Fragmento mostrado:
De cómo traicionar el oficio
Necesito repetirlo, sin disimulo ni remordimiento: los textos aquí tejidos se mandaron a mudar del territorio del periodismo. En todos los casos, en su primera instancia cada texto asomó dentro del vasto territorio de diarios y revistas, pero, una y otra vez, el alcance y la intensidad del relato en una primera instancia me resultaron anémicos, desteñidos, sin los pulsos debidos para lo que la noticia merecía y yo necesitaba comunicar. Y entonces sucedió que, empujado por la desesperación de comunicar más hondo, me solté del arnés y me desgajé de la órbita. Con regocijo –innegable–, me dejé llevar por un impulso adolescente que se tradujo en una vuelta de tuerca del suceso y de la noticia y del personaje que estaba narrando. No, no pienso negarlo: de algún modo manipulé: lo verdadero me resultó opaco, poco, y preferí apuntar hacia lo verosímil; en todos los casos me dejé expresar con una intervención mínima de la voluntad que solemos invertir para lo (pre)meditado. Y así resultó que, lo que nació como una noticia o un reportaje o una crónica o una necrológica o una columna de opinión se resbaló, se me escapó, por así decir, de las coordenadas normales y, con el soplo de la ficción mediante, se reconvirtió en otra cosa, en un material de periodismo traicionado, sospechosamente ¿literario?

Información proporcionada:
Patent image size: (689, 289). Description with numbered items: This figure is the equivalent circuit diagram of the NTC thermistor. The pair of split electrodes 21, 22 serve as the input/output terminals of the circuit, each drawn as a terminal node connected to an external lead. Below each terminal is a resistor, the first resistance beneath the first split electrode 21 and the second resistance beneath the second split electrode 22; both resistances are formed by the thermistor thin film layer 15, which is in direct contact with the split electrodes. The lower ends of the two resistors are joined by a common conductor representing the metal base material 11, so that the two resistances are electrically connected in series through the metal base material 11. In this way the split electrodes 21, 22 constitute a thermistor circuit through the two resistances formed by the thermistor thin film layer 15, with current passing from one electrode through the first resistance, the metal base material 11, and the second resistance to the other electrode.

Solicitud escrita: ¿Puedes prolongar el fragmento sobre cómo traicionar el oficio periodístico a partir de su última oración? El material es independiente del fragmento y no forma parte de él.

Respuesta a la tarea:
Sabrán disculpar tanta impertinencia: sin querer, en ocasiones siento que me deslicé y hasta rocé la sagrada piel de la poesía. Y si esto pasó, no fue por asumir yo cierto lenguaje poético (o poeticudo) sino por dejarme llevar por la actitud, por el riesgo que supone la acción poética. Esto, a partir de considerar que la poesía siempre brota como consecuencia del acto de arrojarse al vacío. No tiene gracia arrojarse al vacío si se lo hace con red y con arnés. Si es módico, el abismo deja de ser abismo.

La poesía no avisa
Pregunta que cae por madura: ¿Qué tendrá que ver, qué tiene que hacer la poesía, por ejemplo, en una crónica, o en una entrevista periodística? La poesía siempre late subcutánea, está escondida en la médula del corazón de cada noticia; en las respuestas de todo entrevistado hay relámpagos contenidos en hebras de poesía insospechada. Y esto sucede aun cuando el eventual personaje no haya escrito ni leído un solo poema en su vida. Sucede, aunque su lenguaje y su cantidad de vocabulario sea pobrísimo. Si uno le pone oreja al decir de personajes chatos de toda chatura, de pronto puede cazar hebras que, fuera del ámbito de la conversación, entretejidas, consiguen transfigurarse en una suerte de poema salvaje. De algún modo, irracional. Pero tenemos que estar a disposición del milagro para que el milagro ocurra. No, no hay personaje sobre la Tierra que no tenga y contenga esas hebras insospechadas con ¡de pronto! el pulso de poesía.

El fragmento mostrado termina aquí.